**DOCUMENT**
— START —
ITEM 3.           Incorporation of Documents by Reference.

         The following documents filed by the Registrant with the Securities and
Exchange Commission (the "Commission") are incorporated by reference and made a
part hereof:

                  (a) The Registrant's Prospectus filed pursuant to Rule 424(b)
with the Commission on November 6, 1997 which formed a part of the Registrant's
Registration Statement on Form S-1 (Registration No. 333-34439);

                  (b) The Registrant's Report on Form 10-Q for the quarter ended
September 30, 1997, filed with the Commission on December 19, 1997;

                  (c) The Registrant's Current Report on Form 10-Q for the
quarter ended December 31, 1997, filed with the commission on February 17, 1998;
and

                  (d) The description of the Registrant's capital stock
contained in the Registrant's Registration Statement on Form 8-A filed with the
Commission pursuant to Section 12 of the Securities Exchange Act of 1934 (the
"Exchange Act"), and any amendment or report filed for the purpose of updating
such description.
— END —
**PROMPT**
List each date on which the incorporation-by-reference section says a document was filed with the Commission.

**MATERIAL**
— START —
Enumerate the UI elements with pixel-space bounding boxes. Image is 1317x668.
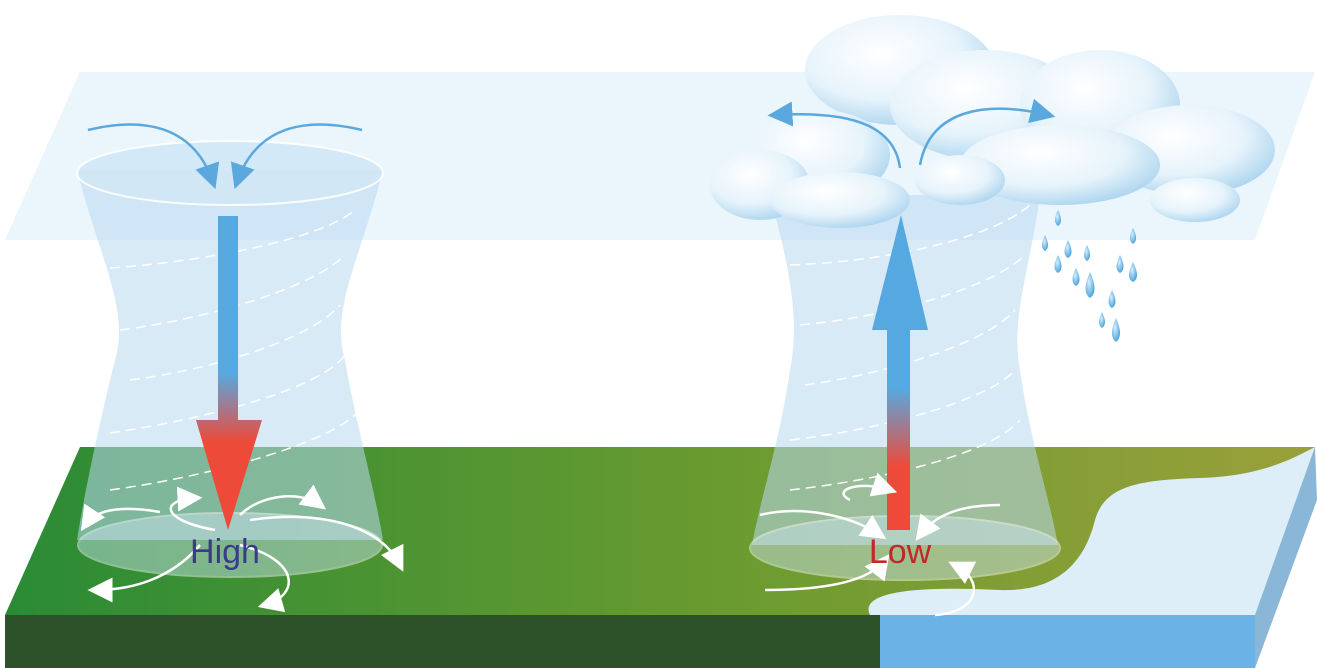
— END —
— START —
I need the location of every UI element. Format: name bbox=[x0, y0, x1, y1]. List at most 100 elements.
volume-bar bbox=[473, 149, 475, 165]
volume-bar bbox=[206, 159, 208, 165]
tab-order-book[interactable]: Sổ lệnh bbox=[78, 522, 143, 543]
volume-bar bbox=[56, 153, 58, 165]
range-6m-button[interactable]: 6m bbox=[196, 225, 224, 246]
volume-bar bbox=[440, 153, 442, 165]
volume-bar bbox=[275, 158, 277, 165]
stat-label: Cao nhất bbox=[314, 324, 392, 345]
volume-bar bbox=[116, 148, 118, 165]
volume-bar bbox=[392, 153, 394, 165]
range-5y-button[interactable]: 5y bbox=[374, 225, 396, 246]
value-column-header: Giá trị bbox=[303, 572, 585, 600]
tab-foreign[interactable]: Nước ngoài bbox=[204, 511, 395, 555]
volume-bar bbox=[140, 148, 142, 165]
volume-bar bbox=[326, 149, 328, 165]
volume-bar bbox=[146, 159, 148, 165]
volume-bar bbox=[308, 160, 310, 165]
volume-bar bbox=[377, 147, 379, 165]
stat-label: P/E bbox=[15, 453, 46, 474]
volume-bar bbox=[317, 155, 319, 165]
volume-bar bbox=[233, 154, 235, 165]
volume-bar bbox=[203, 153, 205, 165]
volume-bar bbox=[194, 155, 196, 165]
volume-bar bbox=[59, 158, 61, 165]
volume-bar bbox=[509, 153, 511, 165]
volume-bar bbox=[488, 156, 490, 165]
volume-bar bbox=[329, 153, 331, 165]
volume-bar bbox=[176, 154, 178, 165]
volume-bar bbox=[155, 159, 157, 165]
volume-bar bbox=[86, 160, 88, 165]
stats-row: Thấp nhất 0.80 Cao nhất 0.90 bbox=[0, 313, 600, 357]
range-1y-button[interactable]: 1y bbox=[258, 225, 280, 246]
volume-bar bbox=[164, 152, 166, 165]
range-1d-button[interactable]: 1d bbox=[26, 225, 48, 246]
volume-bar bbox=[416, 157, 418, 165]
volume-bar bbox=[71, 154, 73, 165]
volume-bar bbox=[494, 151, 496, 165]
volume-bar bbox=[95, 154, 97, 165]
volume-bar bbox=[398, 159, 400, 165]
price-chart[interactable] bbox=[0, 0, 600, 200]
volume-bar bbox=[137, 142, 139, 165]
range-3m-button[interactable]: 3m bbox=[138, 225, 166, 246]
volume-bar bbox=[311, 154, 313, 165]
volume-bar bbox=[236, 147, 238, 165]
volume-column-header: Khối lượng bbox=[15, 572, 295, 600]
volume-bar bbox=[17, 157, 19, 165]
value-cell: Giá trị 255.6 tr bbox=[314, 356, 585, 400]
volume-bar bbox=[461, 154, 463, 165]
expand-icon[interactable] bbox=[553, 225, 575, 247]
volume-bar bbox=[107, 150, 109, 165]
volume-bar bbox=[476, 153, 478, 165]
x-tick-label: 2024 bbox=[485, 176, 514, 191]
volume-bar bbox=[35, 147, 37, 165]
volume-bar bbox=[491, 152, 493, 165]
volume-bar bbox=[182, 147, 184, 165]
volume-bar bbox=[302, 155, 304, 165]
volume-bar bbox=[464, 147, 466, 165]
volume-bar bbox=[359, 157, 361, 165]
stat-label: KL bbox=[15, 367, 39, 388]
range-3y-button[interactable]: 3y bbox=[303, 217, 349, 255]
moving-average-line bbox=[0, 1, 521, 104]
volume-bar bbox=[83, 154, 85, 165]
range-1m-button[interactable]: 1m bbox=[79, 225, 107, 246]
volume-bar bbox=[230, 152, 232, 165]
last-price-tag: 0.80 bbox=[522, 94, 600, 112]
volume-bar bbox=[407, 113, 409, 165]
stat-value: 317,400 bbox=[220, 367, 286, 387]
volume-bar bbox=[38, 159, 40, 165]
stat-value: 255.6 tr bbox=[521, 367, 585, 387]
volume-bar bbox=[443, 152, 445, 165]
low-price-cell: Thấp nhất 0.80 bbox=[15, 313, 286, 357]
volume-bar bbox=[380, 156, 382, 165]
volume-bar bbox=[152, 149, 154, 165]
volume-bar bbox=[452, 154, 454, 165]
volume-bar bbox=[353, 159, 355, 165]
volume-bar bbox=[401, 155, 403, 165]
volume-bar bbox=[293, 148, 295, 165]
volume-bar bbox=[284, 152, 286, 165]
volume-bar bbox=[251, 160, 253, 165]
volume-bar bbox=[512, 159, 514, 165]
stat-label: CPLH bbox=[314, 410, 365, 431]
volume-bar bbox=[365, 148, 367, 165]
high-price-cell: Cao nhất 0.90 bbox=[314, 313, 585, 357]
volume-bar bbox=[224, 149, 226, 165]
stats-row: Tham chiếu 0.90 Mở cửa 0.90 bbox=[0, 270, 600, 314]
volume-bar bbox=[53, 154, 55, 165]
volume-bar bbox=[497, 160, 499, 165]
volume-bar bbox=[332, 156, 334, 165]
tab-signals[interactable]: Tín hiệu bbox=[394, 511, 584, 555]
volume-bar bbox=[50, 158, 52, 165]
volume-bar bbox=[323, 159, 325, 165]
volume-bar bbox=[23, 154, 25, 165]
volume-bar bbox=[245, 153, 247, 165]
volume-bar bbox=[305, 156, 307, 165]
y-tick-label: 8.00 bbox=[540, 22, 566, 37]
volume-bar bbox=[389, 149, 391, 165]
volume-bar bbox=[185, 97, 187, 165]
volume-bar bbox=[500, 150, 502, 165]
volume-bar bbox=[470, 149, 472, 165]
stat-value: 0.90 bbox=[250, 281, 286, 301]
— END —
**SOLUTION**
November 6, 1997; December 19, 1997; February 17, 1998